- EXERCISE OBJECTIVE -
Copy each line where the word "POST" occurs.

>> START GIVEN INFORMATION

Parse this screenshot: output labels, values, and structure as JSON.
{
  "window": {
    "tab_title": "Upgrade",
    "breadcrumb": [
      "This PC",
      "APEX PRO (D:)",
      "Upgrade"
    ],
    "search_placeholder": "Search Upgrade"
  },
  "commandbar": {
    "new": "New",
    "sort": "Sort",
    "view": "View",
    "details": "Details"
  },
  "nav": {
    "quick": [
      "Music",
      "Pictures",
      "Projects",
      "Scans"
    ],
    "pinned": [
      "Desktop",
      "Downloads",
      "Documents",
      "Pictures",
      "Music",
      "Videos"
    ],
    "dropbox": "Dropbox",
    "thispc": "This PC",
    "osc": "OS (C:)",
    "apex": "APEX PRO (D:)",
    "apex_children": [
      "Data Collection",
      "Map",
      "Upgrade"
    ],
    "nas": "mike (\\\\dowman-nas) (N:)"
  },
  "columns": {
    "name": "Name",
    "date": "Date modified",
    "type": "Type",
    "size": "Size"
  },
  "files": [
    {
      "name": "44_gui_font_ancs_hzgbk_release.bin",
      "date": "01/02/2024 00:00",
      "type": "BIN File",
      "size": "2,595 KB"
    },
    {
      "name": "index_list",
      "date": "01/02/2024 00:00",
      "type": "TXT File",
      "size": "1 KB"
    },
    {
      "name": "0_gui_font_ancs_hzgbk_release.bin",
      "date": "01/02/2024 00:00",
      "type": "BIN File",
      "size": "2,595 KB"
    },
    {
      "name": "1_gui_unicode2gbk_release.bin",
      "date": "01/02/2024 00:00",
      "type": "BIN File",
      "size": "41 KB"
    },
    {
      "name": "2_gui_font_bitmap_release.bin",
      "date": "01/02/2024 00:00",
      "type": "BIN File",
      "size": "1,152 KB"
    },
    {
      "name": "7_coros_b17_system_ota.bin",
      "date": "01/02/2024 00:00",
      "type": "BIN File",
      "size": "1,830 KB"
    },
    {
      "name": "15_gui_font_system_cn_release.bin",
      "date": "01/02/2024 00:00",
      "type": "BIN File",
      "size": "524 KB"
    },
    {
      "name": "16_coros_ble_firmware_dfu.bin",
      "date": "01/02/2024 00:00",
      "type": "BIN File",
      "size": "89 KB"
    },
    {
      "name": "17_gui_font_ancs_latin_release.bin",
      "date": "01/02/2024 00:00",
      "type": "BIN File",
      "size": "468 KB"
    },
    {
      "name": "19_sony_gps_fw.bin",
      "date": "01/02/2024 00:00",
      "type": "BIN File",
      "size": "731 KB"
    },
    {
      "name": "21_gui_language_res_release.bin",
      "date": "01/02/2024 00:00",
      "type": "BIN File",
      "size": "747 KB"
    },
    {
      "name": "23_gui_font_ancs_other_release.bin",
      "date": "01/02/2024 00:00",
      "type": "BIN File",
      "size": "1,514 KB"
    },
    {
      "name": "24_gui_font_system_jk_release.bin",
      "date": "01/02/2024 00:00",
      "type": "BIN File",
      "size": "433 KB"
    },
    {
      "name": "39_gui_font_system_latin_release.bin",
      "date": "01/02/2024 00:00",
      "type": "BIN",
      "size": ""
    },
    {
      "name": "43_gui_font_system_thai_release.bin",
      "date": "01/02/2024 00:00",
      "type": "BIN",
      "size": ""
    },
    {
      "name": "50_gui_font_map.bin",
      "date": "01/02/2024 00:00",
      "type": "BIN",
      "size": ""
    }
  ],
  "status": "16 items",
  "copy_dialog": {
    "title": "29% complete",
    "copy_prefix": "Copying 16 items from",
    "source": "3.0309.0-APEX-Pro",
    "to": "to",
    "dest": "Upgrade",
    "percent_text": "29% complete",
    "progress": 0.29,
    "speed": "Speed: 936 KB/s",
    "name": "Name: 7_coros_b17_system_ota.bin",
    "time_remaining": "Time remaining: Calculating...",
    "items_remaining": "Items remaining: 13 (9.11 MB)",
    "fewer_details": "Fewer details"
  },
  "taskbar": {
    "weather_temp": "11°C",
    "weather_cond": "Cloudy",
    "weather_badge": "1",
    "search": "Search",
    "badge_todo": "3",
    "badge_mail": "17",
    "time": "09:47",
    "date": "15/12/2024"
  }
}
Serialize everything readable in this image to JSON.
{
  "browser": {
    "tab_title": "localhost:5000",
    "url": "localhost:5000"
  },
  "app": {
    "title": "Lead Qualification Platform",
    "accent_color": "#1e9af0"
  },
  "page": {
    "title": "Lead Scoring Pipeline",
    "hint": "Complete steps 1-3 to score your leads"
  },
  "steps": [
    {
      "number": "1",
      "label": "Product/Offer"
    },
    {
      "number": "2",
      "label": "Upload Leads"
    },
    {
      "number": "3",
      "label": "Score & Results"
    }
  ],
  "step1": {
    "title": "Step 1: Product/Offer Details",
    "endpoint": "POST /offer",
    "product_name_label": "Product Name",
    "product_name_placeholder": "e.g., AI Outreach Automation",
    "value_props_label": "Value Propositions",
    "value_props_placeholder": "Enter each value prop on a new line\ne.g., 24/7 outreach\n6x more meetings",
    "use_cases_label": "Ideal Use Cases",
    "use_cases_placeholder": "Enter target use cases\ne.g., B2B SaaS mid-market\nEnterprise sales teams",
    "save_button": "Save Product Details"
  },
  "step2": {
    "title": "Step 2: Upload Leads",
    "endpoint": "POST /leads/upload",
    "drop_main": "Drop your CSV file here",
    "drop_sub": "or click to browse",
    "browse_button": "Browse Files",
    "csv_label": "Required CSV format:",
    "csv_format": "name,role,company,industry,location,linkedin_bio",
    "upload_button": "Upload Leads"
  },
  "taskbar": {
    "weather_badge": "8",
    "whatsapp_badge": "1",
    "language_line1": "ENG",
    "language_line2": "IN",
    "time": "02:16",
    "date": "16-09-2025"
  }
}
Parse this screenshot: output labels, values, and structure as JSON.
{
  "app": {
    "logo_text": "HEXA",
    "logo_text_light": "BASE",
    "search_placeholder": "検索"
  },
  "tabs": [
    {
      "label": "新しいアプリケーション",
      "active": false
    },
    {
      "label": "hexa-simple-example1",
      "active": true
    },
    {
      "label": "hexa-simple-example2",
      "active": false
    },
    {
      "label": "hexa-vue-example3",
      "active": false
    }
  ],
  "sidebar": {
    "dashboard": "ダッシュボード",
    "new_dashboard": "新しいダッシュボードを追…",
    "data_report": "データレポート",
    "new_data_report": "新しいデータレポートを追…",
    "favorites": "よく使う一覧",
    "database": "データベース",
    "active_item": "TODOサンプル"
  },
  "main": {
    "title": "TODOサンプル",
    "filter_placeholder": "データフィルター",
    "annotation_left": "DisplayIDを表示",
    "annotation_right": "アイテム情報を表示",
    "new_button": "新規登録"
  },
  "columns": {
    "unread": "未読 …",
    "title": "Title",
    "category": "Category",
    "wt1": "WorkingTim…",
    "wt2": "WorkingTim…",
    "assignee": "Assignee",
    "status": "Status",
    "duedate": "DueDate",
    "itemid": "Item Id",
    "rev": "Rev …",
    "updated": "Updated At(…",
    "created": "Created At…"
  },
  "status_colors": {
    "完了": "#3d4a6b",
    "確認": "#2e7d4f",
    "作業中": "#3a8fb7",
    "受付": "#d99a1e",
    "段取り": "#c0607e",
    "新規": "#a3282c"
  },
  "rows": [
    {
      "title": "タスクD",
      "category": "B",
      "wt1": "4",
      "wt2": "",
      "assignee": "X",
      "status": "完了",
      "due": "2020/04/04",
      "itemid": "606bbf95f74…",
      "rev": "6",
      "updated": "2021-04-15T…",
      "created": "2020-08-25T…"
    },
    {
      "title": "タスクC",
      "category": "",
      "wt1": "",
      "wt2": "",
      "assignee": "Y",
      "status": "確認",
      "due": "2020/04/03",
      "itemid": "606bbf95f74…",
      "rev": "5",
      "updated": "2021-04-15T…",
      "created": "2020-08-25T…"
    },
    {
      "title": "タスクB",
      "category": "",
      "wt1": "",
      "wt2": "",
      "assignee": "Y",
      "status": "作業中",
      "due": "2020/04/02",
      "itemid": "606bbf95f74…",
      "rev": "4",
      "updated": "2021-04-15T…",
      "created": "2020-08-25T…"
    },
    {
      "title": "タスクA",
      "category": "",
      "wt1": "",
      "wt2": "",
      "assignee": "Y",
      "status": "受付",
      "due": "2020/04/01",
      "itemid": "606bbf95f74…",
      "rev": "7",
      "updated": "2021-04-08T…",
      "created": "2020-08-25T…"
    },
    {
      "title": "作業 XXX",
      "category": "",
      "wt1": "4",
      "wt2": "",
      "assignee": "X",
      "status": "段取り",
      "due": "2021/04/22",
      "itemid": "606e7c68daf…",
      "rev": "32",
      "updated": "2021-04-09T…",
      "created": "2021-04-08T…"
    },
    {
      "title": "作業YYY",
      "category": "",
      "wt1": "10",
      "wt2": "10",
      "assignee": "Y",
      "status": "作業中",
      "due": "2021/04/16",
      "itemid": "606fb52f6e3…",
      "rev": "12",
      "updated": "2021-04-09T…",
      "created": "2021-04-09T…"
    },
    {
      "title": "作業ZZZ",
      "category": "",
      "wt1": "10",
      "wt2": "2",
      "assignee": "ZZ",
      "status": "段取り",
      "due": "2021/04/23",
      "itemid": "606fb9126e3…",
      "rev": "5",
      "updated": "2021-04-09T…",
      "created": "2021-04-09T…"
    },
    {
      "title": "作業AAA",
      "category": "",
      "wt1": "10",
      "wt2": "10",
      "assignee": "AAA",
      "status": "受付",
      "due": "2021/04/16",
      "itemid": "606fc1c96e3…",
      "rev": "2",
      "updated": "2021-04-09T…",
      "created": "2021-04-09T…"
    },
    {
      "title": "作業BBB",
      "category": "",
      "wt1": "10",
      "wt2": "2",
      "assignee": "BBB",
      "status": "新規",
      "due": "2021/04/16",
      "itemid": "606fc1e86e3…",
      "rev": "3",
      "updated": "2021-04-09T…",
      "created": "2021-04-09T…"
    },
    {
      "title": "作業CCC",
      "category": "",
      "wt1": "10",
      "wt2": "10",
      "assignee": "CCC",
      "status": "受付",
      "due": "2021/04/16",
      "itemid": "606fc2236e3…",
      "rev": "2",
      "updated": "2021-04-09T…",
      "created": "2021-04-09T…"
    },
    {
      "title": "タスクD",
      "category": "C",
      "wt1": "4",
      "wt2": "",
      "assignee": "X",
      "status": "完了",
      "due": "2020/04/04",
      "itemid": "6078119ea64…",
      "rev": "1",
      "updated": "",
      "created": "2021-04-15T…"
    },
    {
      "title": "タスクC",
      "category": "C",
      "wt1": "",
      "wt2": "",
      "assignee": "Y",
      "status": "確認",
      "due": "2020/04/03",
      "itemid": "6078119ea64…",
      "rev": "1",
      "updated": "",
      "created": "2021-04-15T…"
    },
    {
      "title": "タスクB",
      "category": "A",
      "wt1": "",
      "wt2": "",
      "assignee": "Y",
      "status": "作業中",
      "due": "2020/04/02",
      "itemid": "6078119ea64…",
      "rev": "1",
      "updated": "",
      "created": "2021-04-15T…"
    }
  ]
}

>> END GIVEN INFORMATION

- THE RESPONSE -
    "endpoint": "POST /offer",
    "endpoint": "POST /leads/upload",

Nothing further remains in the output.